• Task to complete: Exclude any images and output the remaining records exactly.

• Listed entries:
------------------------------------------------------------------------

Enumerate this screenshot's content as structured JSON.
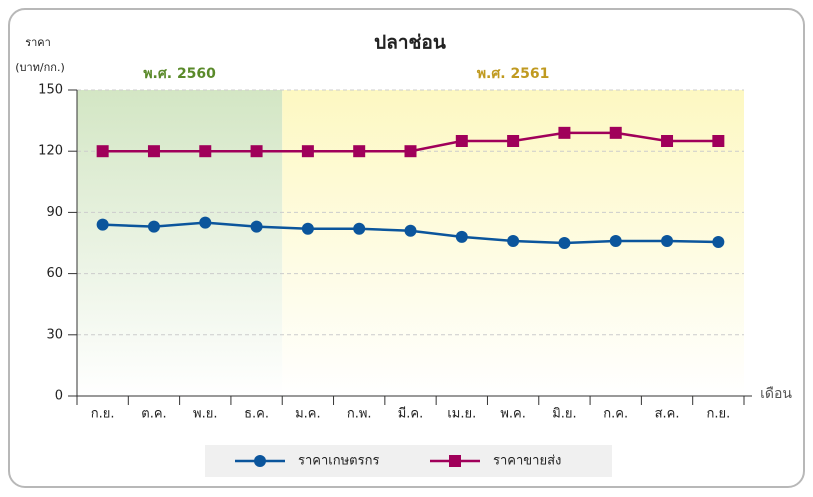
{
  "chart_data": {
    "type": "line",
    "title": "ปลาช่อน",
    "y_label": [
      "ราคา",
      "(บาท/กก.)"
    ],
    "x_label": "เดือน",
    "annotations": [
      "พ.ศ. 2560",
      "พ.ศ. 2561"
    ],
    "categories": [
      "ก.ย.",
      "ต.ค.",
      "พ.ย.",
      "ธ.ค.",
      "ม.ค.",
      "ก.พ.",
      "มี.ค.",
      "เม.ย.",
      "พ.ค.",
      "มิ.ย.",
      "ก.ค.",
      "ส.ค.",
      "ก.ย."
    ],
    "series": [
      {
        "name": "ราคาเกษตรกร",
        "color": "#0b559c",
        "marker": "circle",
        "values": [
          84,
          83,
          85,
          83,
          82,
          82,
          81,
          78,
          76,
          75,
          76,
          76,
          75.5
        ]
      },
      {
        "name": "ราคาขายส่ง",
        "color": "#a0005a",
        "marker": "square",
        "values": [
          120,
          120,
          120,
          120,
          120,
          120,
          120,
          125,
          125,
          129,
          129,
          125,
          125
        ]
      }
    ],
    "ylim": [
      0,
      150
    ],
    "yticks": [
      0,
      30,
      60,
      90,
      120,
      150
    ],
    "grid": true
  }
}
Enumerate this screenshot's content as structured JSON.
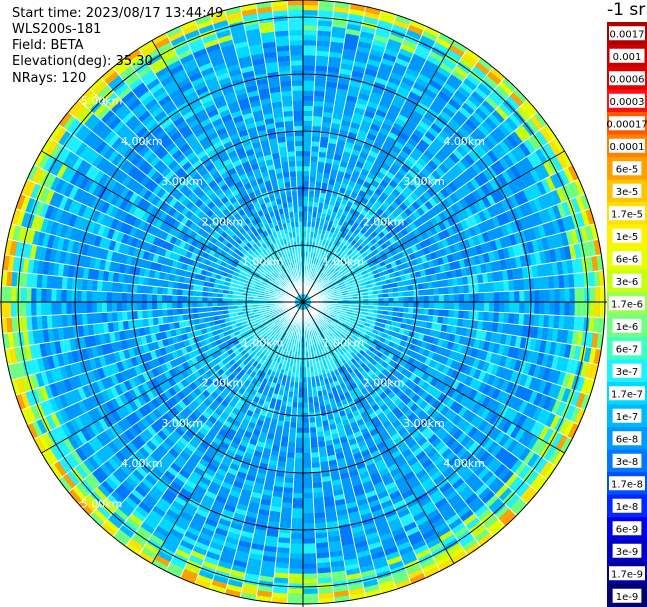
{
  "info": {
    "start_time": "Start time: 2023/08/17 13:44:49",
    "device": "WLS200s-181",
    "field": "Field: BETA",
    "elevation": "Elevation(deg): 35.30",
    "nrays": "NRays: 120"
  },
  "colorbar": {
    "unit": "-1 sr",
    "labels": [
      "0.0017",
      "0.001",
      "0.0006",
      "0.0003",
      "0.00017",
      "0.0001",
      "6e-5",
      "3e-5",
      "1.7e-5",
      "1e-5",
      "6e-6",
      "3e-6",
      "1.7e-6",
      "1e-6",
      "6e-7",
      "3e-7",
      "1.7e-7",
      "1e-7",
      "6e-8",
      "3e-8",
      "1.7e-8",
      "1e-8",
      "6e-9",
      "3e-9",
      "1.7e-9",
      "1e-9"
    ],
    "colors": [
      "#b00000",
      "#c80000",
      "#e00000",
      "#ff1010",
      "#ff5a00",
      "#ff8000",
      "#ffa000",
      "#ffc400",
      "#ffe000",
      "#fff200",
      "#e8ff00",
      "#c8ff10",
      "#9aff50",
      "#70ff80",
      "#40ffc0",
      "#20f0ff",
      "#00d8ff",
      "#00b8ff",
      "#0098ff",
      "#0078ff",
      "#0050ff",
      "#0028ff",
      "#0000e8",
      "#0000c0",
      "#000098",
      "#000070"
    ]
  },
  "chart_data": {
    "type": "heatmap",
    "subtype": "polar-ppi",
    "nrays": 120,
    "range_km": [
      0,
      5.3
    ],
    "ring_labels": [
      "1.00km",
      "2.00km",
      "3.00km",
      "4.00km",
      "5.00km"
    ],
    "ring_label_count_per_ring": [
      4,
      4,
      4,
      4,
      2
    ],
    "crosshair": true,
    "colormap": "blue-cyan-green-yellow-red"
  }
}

------------------------------------------------------------------------

• Written solution:
Enumerate this screenshot's content as structured JSON.
{
  "chart_data": {
    "type": "line",
    "title": "ปลาช่อน",
    "y_label": [
      "ราคา",
      "(บาท/กก.)"
    ],
    "x_label": "เดือน",
    "annotations": [
      "พ.ศ. 2560",
      "พ.ศ. 2561"
    ],
    "categories": [
      "ก.ย.",
      "ต.ค.",
      "พ.ย.",
      "ธ.ค.",
      "ม.ค.",
      "ก.พ.",
      "มี.ค.",
      "เม.ย.",
      "พ.ค.",
      "มิ.ย.",
      "ก.ค.",
      "ส.ค.",
      "ก.ย."
    ],
    "series": [
      {
        "name": "ราคาเกษตรกร",
        "color": "#0b559c",
        "marker": "circle",
        "values": [
          84,
          83,
          85,
          83,
          82,
          82,
          81,
          78,
          76,
          75,
          76,
          76,
          75.5
        ]
      },
      {
        "name": "ราคาขายส่ง",
        "color": "#a0005a",
        "marker": "square",
        "values": [
          120,
          120,
          120,
          120,
          120,
          120,
          120,
          125,
          125,
          129,
          129,
          125,
          125
        ]
      }
    ],
    "ylim": [
      0,
      150
    ],
    "yticks": [
      0,
      30,
      60,
      90,
      120,
      150
    ],
    "grid": true
  }
}
Enumerate this screenshot's content as structured JSON.
{
  "info": {
    "start_time": "Start time: 2023/08/17 13:44:49",
    "device": "WLS200s-181",
    "field": "Field: BETA",
    "elevation": "Elevation(deg): 35.30",
    "nrays": "NRays: 120"
  },
  "colorbar": {
    "unit": "-1 sr",
    "labels": [
      "0.0017",
      "0.001",
      "0.0006",
      "0.0003",
      "0.00017",
      "0.0001",
      "6e-5",
      "3e-5",
      "1.7e-5",
      "1e-5",
      "6e-6",
      "3e-6",
      "1.7e-6",
      "1e-6",
      "6e-7",
      "3e-7",
      "1.7e-7",
      "1e-7",
      "6e-8",
      "3e-8",
      "1.7e-8",
      "1e-8",
      "6e-9",
      "3e-9",
      "1.7e-9",
      "1e-9"
    ],
    "colors": [
      "#b00000",
      "#c80000",
      "#e00000",
      "#ff1010",
      "#ff5a00",
      "#ff8000",
      "#ffa000",
      "#ffc400",
      "#ffe000",
      "#fff200",
      "#e8ff00",
      "#c8ff10",
      "#9aff50",
      "#70ff80",
      "#40ffc0",
      "#20f0ff",
      "#00d8ff",
      "#00b8ff",
      "#0098ff",
      "#0078ff",
      "#0050ff",
      "#0028ff",
      "#0000e8",
      "#0000c0",
      "#000098",
      "#000070"
    ]
  },
  "chart_data": {
    "type": "heatmap",
    "subtype": "polar-ppi",
    "nrays": 120,
    "range_km": [
      0,
      5.3
    ],
    "ring_labels": [
      "1.00km",
      "2.00km",
      "3.00km",
      "4.00km",
      "5.00km"
    ],
    "ring_label_count_per_ring": [
      4,
      4,
      4,
      4,
      2
    ],
    "crosshair": true,
    "colormap": "blue-cyan-green-yellow-red"
  }
}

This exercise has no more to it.